Some records:
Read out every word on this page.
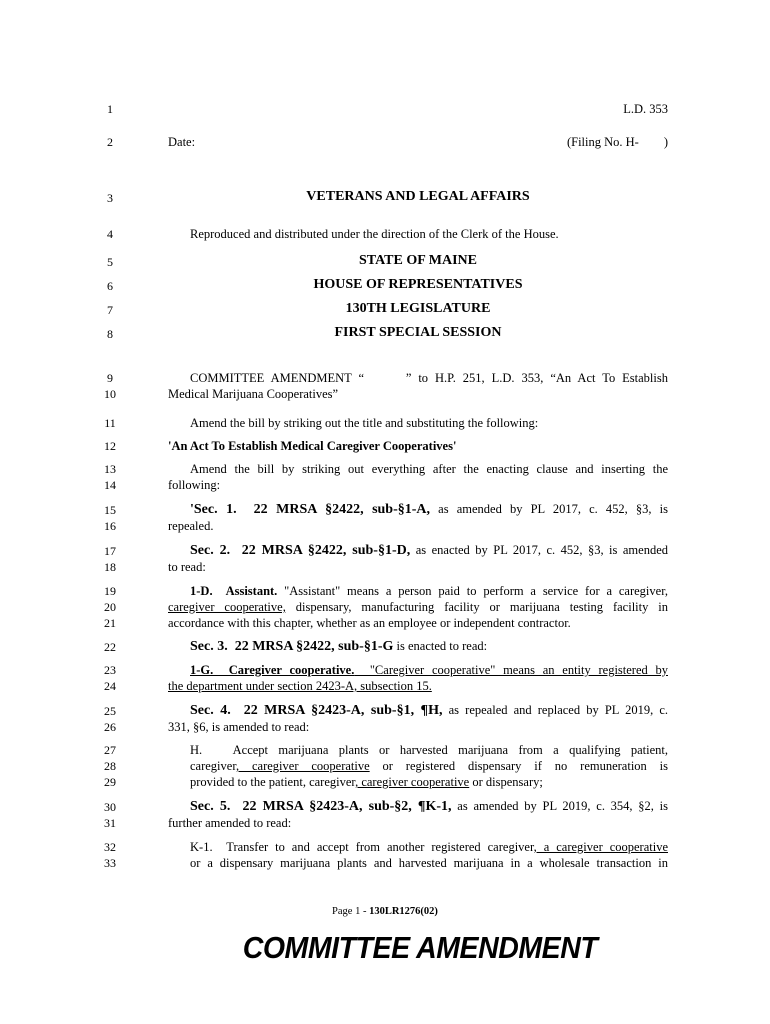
1
2
3
4
5
6
7
8
9
10
11
12
13
14
15
16
17
18
19
20
21
22
23
24
25
26
27
28
29
30
31
32
33
L.D. 353
Date:	(Filing No. H-        )
VETERANS AND LEGAL AFFAIRS
Reproduced and distributed under the direction of the Clerk of the House.
STATE OF MAINE
HOUSE OF REPRESENTATIVES
130TH LEGISLATURE
FIRST SPECIAL SESSION
COMMITTEE AMENDMENT “      ” to H.P. 251, L.D. 353, “An Act To Establish
Medical Marijuana Cooperatives”
Amend the bill by striking out the title and substituting the following:
'An Act To Establish Medical Caregiver Cooperatives'
Amend the bill by striking out everything after the enacting clause and inserting the
following:
'Sec. 1.  22 MRSA §2422, sub-§1-A, as amended by PL 2017, c. 452, §3, is
repealed.
Sec. 2.  22 MRSA §2422, sub-§1-D, as enacted by PL 2017, c. 452, §3, is amended
to read:
1-D.  Assistant. "Assistant" means a person paid to perform a service for a caregiver,
caregiver cooperative, dispensary, manufacturing facility or marijuana testing facility in
accordance with this chapter, whether as an employee or independent contractor.
Sec. 3.  22 MRSA §2422, sub-§1-G is enacted to read:
1-G.  Caregiver cooperative.  "Caregiver cooperative" means an entity registered by
the department under section 2423-A, subsection 15.
Sec. 4.  22 MRSA §2423-A, sub-§1, ¶H, as repealed and replaced by PL 2019, c.
331, §6, is amended to read:
H.   Accept marijuana plants or harvested marijuana from a qualifying patient,
caregiver, caregiver cooperative or registered dispensary if no remuneration is
provided to the patient, caregiver, caregiver cooperative or dispensary;
Sec. 5.  22 MRSA §2423-A, sub-§2, ¶K-1, as amended by PL 2019, c. 354, §2, is
further amended to read:
K-1.  Transfer to and accept from another registered caregiver, a caregiver cooperative
or a dispensary marijuana plants and harvested marijuana in a wholesale transaction in
Page 1 - 130LR1276(02)
COMMITTEE AMENDMENT
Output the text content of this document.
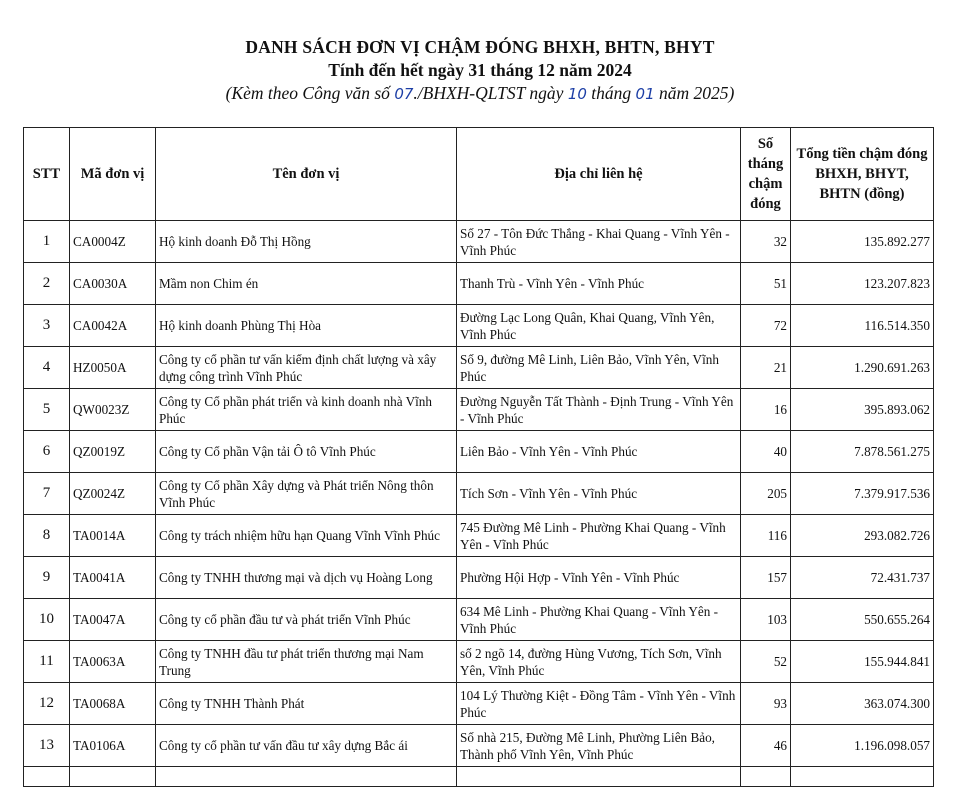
DANH SÁCH ĐƠN VỊ CHẬM ĐÓNG BHXH, BHTN, BHYT
Tính đến hết ngày 31 tháng 12 năm 2024
(Kèm theo Công văn số 07./BHXH-QLTST ngày 10 tháng 01 năm 2025)
STT	Mã đơn vị	Tên đơn vị	Địa chỉ liên hệ	Số tháng chậm đóng	Tổng tiền chậm đóng BHXH, BHYT, BHTN (đồng)
1	CA0004Z	Hộ kinh doanh Đỗ Thị Hồng	Số 27 - Tôn Đức Thắng - Khai Quang - Vĩnh Yên - Vĩnh Phúc	32	135.892.277
2	CA0030A	Mầm non Chim én	Thanh Trù - Vĩnh Yên - Vĩnh Phúc	51	123.207.823
3	CA0042A	Hộ kinh doanh Phùng Thị Hòa	Đường Lạc Long Quân, Khai Quang, Vĩnh Yên, Vĩnh Phúc	72	116.514.350
4	HZ0050A	Công ty cổ phần tư vấn kiểm định chất lượng và xây dựng công trình Vĩnh Phúc	Số 9, đường Mê Linh, Liên Bảo, Vĩnh Yên, Vĩnh Phúc	21	1.290.691.263
5	QW0023Z	Công ty Cổ phần phát triển và kinh doanh nhà Vĩnh Phúc	Đường Nguyễn Tất Thành - Định Trung - Vĩnh Yên - Vĩnh Phúc	16	395.893.062
6	QZ0019Z	Công ty Cổ phần Vận tải Ô tô Vĩnh Phúc	Liên Bảo - Vĩnh Yên - Vĩnh Phúc	40	7.878.561.275
7	QZ0024Z	Công ty Cổ phần Xây dựng và Phát triển Nông thôn Vĩnh Phúc	Tích Sơn - Vĩnh Yên - Vĩnh Phúc	205	7.379.917.536
8	TA0014A	Công ty trách nhiệm hữu hạn Quang Vĩnh Vĩnh Phúc	745 Đường Mê Linh - Phường Khai Quang - Vĩnh Yên - Vĩnh Phúc	116	293.082.726
9	TA0041A	Công ty TNHH thương mại và dịch vụ Hoàng Long	Phường Hội Hợp - Vĩnh Yên - Vĩnh Phúc	157	72.431.737
10	TA0047A	Công ty cổ phần đầu tư và phát triển Vĩnh Phúc	634 Mê Linh - Phường Khai Quang - Vĩnh Yên - Vĩnh Phúc	103	550.655.264
11	TA0063A	Công ty TNHH đầu tư phát triển thương mại Nam Trung	số 2 ngõ 14, đường Hùng Vương, Tích Sơn, Vĩnh Yên, Vĩnh Phúc	52	155.944.841
12	TA0068A	Công ty TNHH Thành Phát	104 Lý Thường Kiệt - Đồng Tâm - Vĩnh Yên - Vĩnh Phúc	93	363.074.300
13	TA0106A	Công ty cổ phần tư vấn đầu tư xây dựng Bắc ái	Số nhà 215, Đường Mê Linh, Phường Liên Bảo, Thành phố Vĩnh Yên, Vĩnh Phúc	46	1.196.098.057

WRITTEN TASK: Print each record exactly as it stands, leaving the images out.

OUTPUT FOR THIS EXERCISE:
Read out every word on this page.
1
2
3
4
5
6
7
8
9
10
11
12
13
14
15
16
17
18
19
20
21
22
23
24
25
26
27
28
29
30
31
32
33
L.D. 353
Date:	(Filing No. H-        )
VETERANS AND LEGAL AFFAIRS
Reproduced and distributed under the direction of the Clerk of the House.
STATE OF MAINE
HOUSE OF REPRESENTATIVES
130TH LEGISLATURE
FIRST SPECIAL SESSION
COMMITTEE AMENDMENT “      ” to H.P. 251, L.D. 353, “An Act To Establish
Medical Marijuana Cooperatives”
Amend the bill by striking out the title and substituting the following:
'An Act To Establish Medical Caregiver Cooperatives'
Amend the bill by striking out everything after the enacting clause and inserting the
following:
'Sec. 1.  22 MRSA §2422, sub-§1-A, as amended by PL 2017, c. 452, §3, is
repealed.
Sec. 2.  22 MRSA §2422, sub-§1-D, as enacted by PL 2017, c. 452, §3, is amended
to read:
1-D.  Assistant. "Assistant" means a person paid to perform a service for a caregiver,
caregiver cooperative, dispensary, manufacturing facility or marijuana testing facility in
accordance with this chapter, whether as an employee or independent contractor.
Sec. 3.  22 MRSA §2422, sub-§1-G is enacted to read:
1-G.  Caregiver cooperative.  "Caregiver cooperative" means an entity registered by
the department under section 2423-A, subsection 15.
Sec. 4.  22 MRSA §2423-A, sub-§1, ¶H, as repealed and replaced by PL 2019, c.
331, §6, is amended to read:
H.   Accept marijuana plants or harvested marijuana from a qualifying patient,
caregiver, caregiver cooperative or registered dispensary if no remuneration is
provided to the patient, caregiver, caregiver cooperative or dispensary;
Sec. 5.  22 MRSA §2423-A, sub-§2, ¶K-1, as amended by PL 2019, c. 354, §2, is
further amended to read:
K-1.  Transfer to and accept from another registered caregiver, a caregiver cooperative
or a dispensary marijuana plants and harvested marijuana in a wholesale transaction in
Page 1 - 130LR1276(02)
COMMITTEE AMENDMENT
Output the text content of this document.
DANH SÁCH ĐƠN VỊ CHẬM ĐÓNG BHXH, BHTN, BHYT
Tính đến hết ngày 31 tháng 12 năm 2024
(Kèm theo Công văn số 07./BHXH-QLTST ngày 10 tháng 01 năm 2025)
STT	Mã đơn vị	Tên đơn vị	Địa chỉ liên hệ	Số tháng chậm đóng	Tổng tiền chậm đóng BHXH, BHYT, BHTN (đồng)
1	CA0004Z	Hộ kinh doanh Đỗ Thị Hồng	Số 27 - Tôn Đức Thắng - Khai Quang - Vĩnh Yên - Vĩnh Phúc	32	135.892.277
2	CA0030A	Mầm non Chim én	Thanh Trù - Vĩnh Yên - Vĩnh Phúc	51	123.207.823
3	CA0042A	Hộ kinh doanh Phùng Thị Hòa	Đường Lạc Long Quân, Khai Quang, Vĩnh Yên, Vĩnh Phúc	72	116.514.350
4	HZ0050A	Công ty cổ phần tư vấn kiểm định chất lượng và xây dựng công trình Vĩnh Phúc	Số 9, đường Mê Linh, Liên Bảo, Vĩnh Yên, Vĩnh Phúc	21	1.290.691.263
5	QW0023Z	Công ty Cổ phần phát triển và kinh doanh nhà Vĩnh Phúc	Đường Nguyễn Tất Thành - Định Trung - Vĩnh Yên - Vĩnh Phúc	16	395.893.062
6	QZ0019Z	Công ty Cổ phần Vận tải Ô tô Vĩnh Phúc	Liên Bảo - Vĩnh Yên - Vĩnh Phúc	40	7.878.561.275
7	QZ0024Z	Công ty Cổ phần Xây dựng và Phát triển Nông thôn Vĩnh Phúc	Tích Sơn - Vĩnh Yên - Vĩnh Phúc	205	7.379.917.536
8	TA0014A	Công ty trách nhiệm hữu hạn Quang Vĩnh Vĩnh Phúc	745 Đường Mê Linh - Phường Khai Quang - Vĩnh Yên - Vĩnh Phúc	116	293.082.726
9	TA0041A	Công ty TNHH thương mại và dịch vụ Hoàng Long	Phường Hội Hợp - Vĩnh Yên - Vĩnh Phúc	157	72.431.737
10	TA0047A	Công ty cổ phần đầu tư và phát triển Vĩnh Phúc	634 Mê Linh - Phường Khai Quang - Vĩnh Yên - Vĩnh Phúc	103	550.655.264
11	TA0063A	Công ty TNHH đầu tư phát triển thương mại Nam Trung	số 2 ngõ 14, đường Hùng Vương, Tích Sơn, Vĩnh Yên, Vĩnh Phúc	52	155.944.841
12	TA0068A	Công ty TNHH Thành Phát	104 Lý Thường Kiệt - Đồng Tâm - Vĩnh Yên - Vĩnh Phúc	93	363.074.300
13	TA0106A	Công ty cổ phần tư vấn đầu tư xây dựng Bắc ái	Số nhà 215, Đường Mê Linh, Phường Liên Bảo, Thành phố Vĩnh Yên, Vĩnh Phúc	46	1.196.098.057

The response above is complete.